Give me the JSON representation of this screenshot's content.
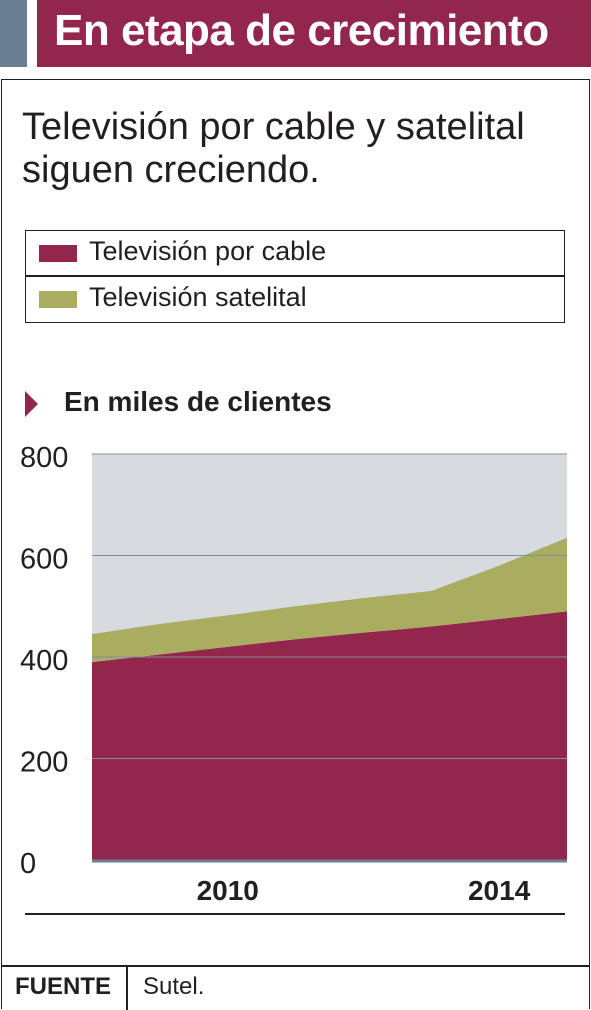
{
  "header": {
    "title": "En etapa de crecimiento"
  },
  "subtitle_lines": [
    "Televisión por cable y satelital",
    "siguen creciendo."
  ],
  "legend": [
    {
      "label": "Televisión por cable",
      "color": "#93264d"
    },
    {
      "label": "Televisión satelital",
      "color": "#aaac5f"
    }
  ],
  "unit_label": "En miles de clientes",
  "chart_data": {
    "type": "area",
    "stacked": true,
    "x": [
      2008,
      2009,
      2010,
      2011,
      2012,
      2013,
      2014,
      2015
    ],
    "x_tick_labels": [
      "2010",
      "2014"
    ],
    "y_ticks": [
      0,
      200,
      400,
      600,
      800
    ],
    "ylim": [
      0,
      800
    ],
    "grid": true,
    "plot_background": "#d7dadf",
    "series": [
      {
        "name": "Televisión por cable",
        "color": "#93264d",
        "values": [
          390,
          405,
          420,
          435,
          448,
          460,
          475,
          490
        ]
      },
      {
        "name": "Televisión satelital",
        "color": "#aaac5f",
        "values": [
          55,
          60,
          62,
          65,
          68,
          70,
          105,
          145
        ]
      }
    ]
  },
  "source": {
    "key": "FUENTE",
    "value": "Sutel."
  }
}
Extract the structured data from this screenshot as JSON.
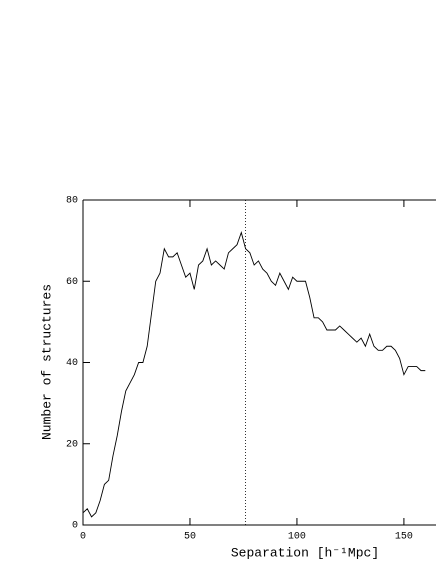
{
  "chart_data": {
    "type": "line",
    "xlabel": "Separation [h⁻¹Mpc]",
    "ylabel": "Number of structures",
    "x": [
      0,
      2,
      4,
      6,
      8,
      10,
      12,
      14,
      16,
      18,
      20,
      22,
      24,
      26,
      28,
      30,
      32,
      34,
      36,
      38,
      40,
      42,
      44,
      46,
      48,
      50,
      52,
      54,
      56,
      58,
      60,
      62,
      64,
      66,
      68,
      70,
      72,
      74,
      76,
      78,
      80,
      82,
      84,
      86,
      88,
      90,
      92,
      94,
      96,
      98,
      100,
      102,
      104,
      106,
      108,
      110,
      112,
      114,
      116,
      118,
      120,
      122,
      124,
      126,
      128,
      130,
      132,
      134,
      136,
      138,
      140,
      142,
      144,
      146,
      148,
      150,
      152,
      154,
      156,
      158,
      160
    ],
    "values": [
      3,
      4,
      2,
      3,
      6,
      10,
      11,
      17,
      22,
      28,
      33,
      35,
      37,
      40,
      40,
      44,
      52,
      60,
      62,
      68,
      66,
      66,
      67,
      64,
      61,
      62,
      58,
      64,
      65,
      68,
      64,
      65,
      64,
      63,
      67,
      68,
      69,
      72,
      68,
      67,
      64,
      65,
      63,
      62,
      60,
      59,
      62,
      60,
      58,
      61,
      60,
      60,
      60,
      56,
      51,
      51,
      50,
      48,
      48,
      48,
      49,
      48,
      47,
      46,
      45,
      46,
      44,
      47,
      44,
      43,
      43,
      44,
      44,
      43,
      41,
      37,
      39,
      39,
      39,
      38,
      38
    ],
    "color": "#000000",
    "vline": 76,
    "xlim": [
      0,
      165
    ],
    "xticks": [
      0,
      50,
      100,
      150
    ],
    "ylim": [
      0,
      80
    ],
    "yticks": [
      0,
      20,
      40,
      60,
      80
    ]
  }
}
━━━━━━━━━━━━━━━━━━━━━━━━━━━━━━
* What you have to do
Exactly as written, return every line of the listing, but not the pictures.

* Result for this task
Give me the JSON representation of this screenshot's content.
{
  "header": {
    "title": "En etapa de crecimiento"
  },
  "subtitle_lines": [
    "Televisión por cable y satelital",
    "siguen creciendo."
  ],
  "legend": [
    {
      "label": "Televisión por cable",
      "color": "#93264d"
    },
    {
      "label": "Televisión satelital",
      "color": "#aaac5f"
    }
  ],
  "unit_label": "En miles de clientes",
  "chart_data": {
    "type": "area",
    "stacked": true,
    "x": [
      2008,
      2009,
      2010,
      2011,
      2012,
      2013,
      2014,
      2015
    ],
    "x_tick_labels": [
      "2010",
      "2014"
    ],
    "y_ticks": [
      0,
      200,
      400,
      600,
      800
    ],
    "ylim": [
      0,
      800
    ],
    "grid": true,
    "plot_background": "#d7dadf",
    "series": [
      {
        "name": "Televisión por cable",
        "color": "#93264d",
        "values": [
          390,
          405,
          420,
          435,
          448,
          460,
          475,
          490
        ]
      },
      {
        "name": "Televisión satelital",
        "color": "#aaac5f",
        "values": [
          55,
          60,
          62,
          65,
          68,
          70,
          105,
          145
        ]
      }
    ]
  },
  "source": {
    "key": "FUENTE",
    "value": "Sutel."
  }
}
Extract the structured data from this screenshot as JSON.
{
  "chart_data": {
    "type": "line",
    "xlabel": "Separation [h⁻¹Mpc]",
    "ylabel": "Number of structures",
    "x": [
      0,
      2,
      4,
      6,
      8,
      10,
      12,
      14,
      16,
      18,
      20,
      22,
      24,
      26,
      28,
      30,
      32,
      34,
      36,
      38,
      40,
      42,
      44,
      46,
      48,
      50,
      52,
      54,
      56,
      58,
      60,
      62,
      64,
      66,
      68,
      70,
      72,
      74,
      76,
      78,
      80,
      82,
      84,
      86,
      88,
      90,
      92,
      94,
      96,
      98,
      100,
      102,
      104,
      106,
      108,
      110,
      112,
      114,
      116,
      118,
      120,
      122,
      124,
      126,
      128,
      130,
      132,
      134,
      136,
      138,
      140,
      142,
      144,
      146,
      148,
      150,
      152,
      154,
      156,
      158,
      160
    ],
    "values": [
      3,
      4,
      2,
      3,
      6,
      10,
      11,
      17,
      22,
      28,
      33,
      35,
      37,
      40,
      40,
      44,
      52,
      60,
      62,
      68,
      66,
      66,
      67,
      64,
      61,
      62,
      58,
      64,
      65,
      68,
      64,
      65,
      64,
      63,
      67,
      68,
      69,
      72,
      68,
      67,
      64,
      65,
      63,
      62,
      60,
      59,
      62,
      60,
      58,
      61,
      60,
      60,
      60,
      56,
      51,
      51,
      50,
      48,
      48,
      48,
      49,
      48,
      47,
      46,
      45,
      46,
      44,
      47,
      44,
      43,
      43,
      44,
      44,
      43,
      41,
      37,
      39,
      39,
      39,
      38,
      38
    ],
    "color": "#000000",
    "vline": 76,
    "xlim": [
      0,
      165
    ],
    "xticks": [
      0,
      50,
      100,
      150
    ],
    "ylim": [
      0,
      80
    ],
    "yticks": [
      0,
      20,
      40,
      60,
      80
    ]
  }
}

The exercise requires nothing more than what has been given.